(Do this) Write out the records beneath this line exactly as they appear, minus any images.

===== Materials provided

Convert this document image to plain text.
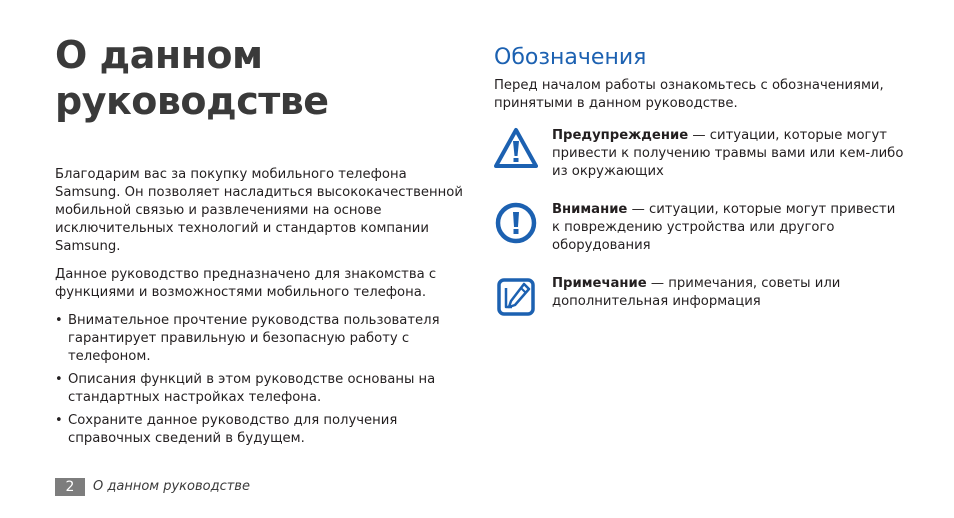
О данном
руководстве

Благодарим вас за покупку мобильного телефона Samsung. Он позволяет насладиться высококачественной мобильной связью и развлечениями на основе исключительных технологий и стандартов компании Samsung.

Данное руководство предназначено для знакомства с функциями и возможностями мобильного телефона.

• Внимательное прочтение руководства пользователя гарантирует правильную и безопасную работу с телефоном.
• Описания функций в этом руководстве основаны на стандартных настройках телефона.
• Сохраните данное руководство для получения справочных сведений в будущем.
Обозначения

Перед началом работы ознакомьтесь с обозначениями, принятыми в данном руководстве.

Предупреждение — ситуации, которые могут привести к получению травмы вами или кем-либо из окружающих
Внимание — ситуации, которые могут привести к повреждению устройства или другого оборудования
Примечание — примечания, советы или дополнительная информация
2 О данном руководстве
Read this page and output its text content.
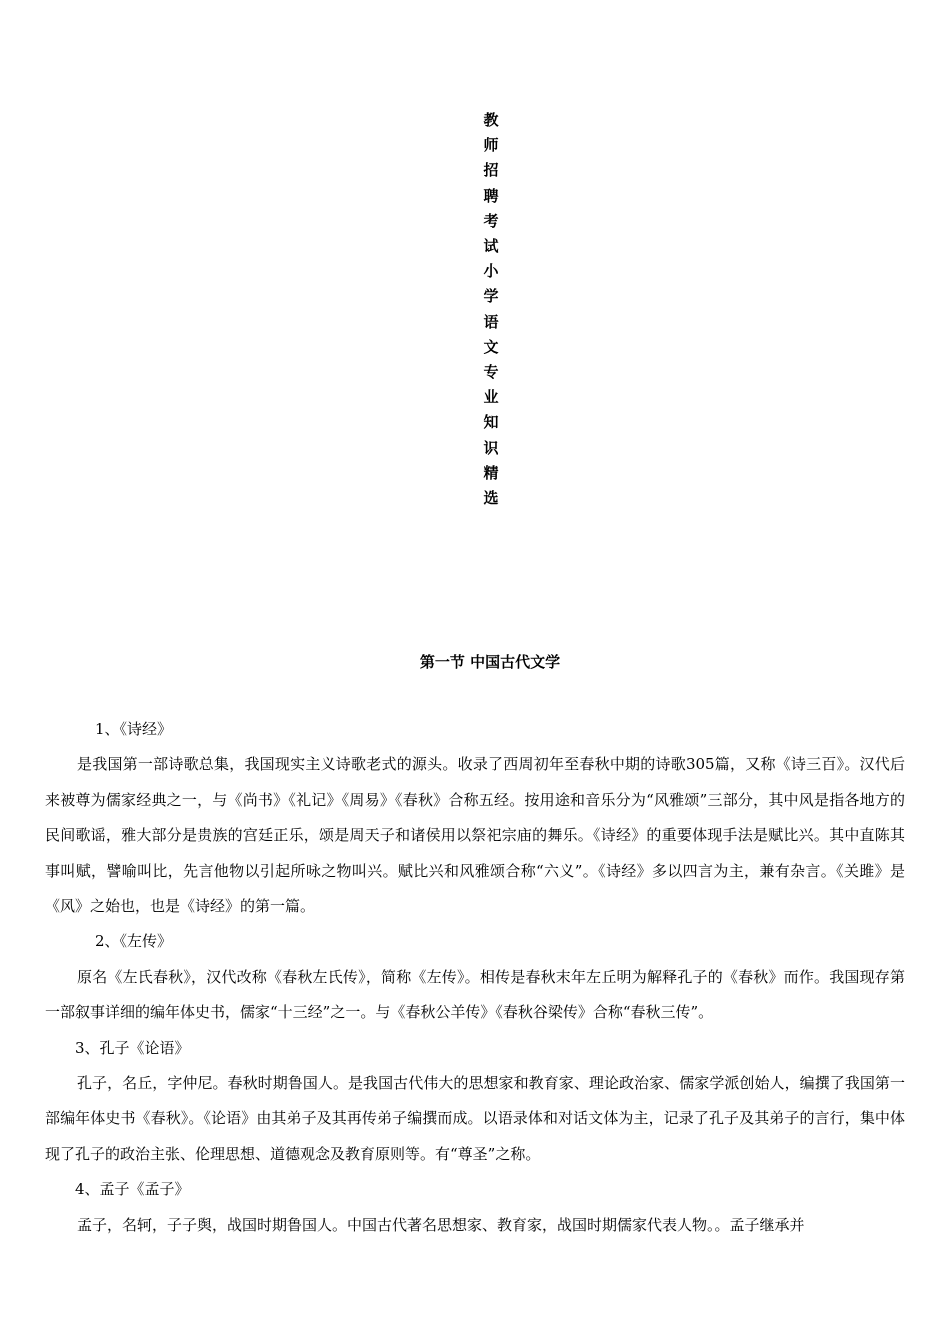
教师招聘考试小学语文专业知识精选
第一节 中国古代文学

1、《诗经》

是我国第一部诗歌总集，我国现实主义诗歌老式的源头。收录了西周初年至春秋中期的诗歌305篇，又称《诗三百》。汉代后来被尊为儒家经典之一，与《尚书》《礼记》《周易》《春秋》合称五经。按用途和音乐分为“风雅颂”三部分，其中风是指各地方的民间歌谣，雅大部分是贵族的宫廷正乐，颂是周天子和诸侯用以祭祀宗庙的舞乐。《诗经》的重要体现手法是赋比兴。其中直陈其事叫赋，譬喻叫比，先言他物以引起所咏之物叫兴。赋比兴和风雅颂合称“六义”。《诗经》多以四言为主，兼有杂言。《关雎》是《风》之始也，也是《诗经》的第一篇。

2、《左传》

原名《左氏春秋》，汉代改称《春秋左氏传》，简称《左传》。相传是春秋末年左丘明为解释孔子的《春秋》而作。我国现存第一部叙事详细的编年体史书，儒家“十三经”之一。与《春秋公羊传》《春秋谷梁传》合称“春秋三传”。

3、孔子《论语》

孔子，名丘，字仲尼。春秋时期鲁国人。是我国古代伟大的思想家和教育家、理论政治家、儒家学派创始人，编撰了我国第一部编年体史书《春秋》。《论语》由其弟子及其再传弟子编撰而成。以语录体和对话文体为主，记录了孔子及其弟子的言行，集中体现了孔子的政治主张、伦理思想、道德观念及教育原则等。有“尊圣”之称。

4、孟子《孟子》

孟子，名轲，子子舆，战国时期鲁国人。中国古代著名思想家、教育家，战国时期儒家代表人物。。孟子继承并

==========

(In response)
Convert this document image to plain text.
О данном
руководстве

Благодарим вас за покупку мобильного телефона Samsung. Он позволяет насладиться высококачественной мобильной связью и развлечениями на основе исключительных технологий и стандартов компании Samsung.

Данное руководство предназначено для знакомства с функциями и возможностями мобильного телефона.

• Внимательное прочтение руководства пользователя гарантирует правильную и безопасную работу с телефоном.
• Описания функций в этом руководстве основаны на стандартных настройках телефона.
• Сохраните данное руководство для получения справочных сведений в будущем.
Обозначения

Перед началом работы ознакомьтесь с обозначениями, принятыми в данном руководстве.

Предупреждение — ситуации, которые могут привести к получению травмы вами или кем-либо из окружающих
Внимание — ситуации, которые могут привести к повреждению устройства или другого оборудования
Примечание — примечания, советы или дополнительная информация
2 О данном руководстве
Read this page and output its text content.
教师招聘考试小学语文专业知识精选
第一节 中国古代文学

1、《诗经》

是我国第一部诗歌总集，我国现实主义诗歌老式的源头。收录了西周初年至春秋中期的诗歌305篇，又称《诗三百》。汉代后来被尊为儒家经典之一，与《尚书》《礼记》《周易》《春秋》合称五经。按用途和音乐分为“风雅颂”三部分，其中风是指各地方的民间歌谣，雅大部分是贵族的宫廷正乐，颂是周天子和诸侯用以祭祀宗庙的舞乐。《诗经》的重要体现手法是赋比兴。其中直陈其事叫赋，譬喻叫比，先言他物以引起所咏之物叫兴。赋比兴和风雅颂合称“六义”。《诗经》多以四言为主，兼有杂言。《关雎》是《风》之始也，也是《诗经》的第一篇。

2、《左传》

原名《左氏春秋》，汉代改称《春秋左氏传》，简称《左传》。相传是春秋末年左丘明为解释孔子的《春秋》而作。我国现存第一部叙事详细的编年体史书，儒家“十三经”之一。与《春秋公羊传》《春秋谷梁传》合称“春秋三传”。

3、孔子《论语》

孔子，名丘，字仲尼。春秋时期鲁国人。是我国古代伟大的思想家和教育家、理论政治家、儒家学派创始人，编撰了我国第一部编年体史书《春秋》。《论语》由其弟子及其再传弟子编撰而成。以语录体和对话文体为主，记录了孔子及其弟子的言行，集中体现了孔子的政治主张、伦理思想、道德观念及教育原则等。有“尊圣”之称。

4、孟子《孟子》

孟子，名轲，子子舆，战国时期鲁国人。中国古代著名思想家、教育家，战国时期儒家代表人物。。孟子继承并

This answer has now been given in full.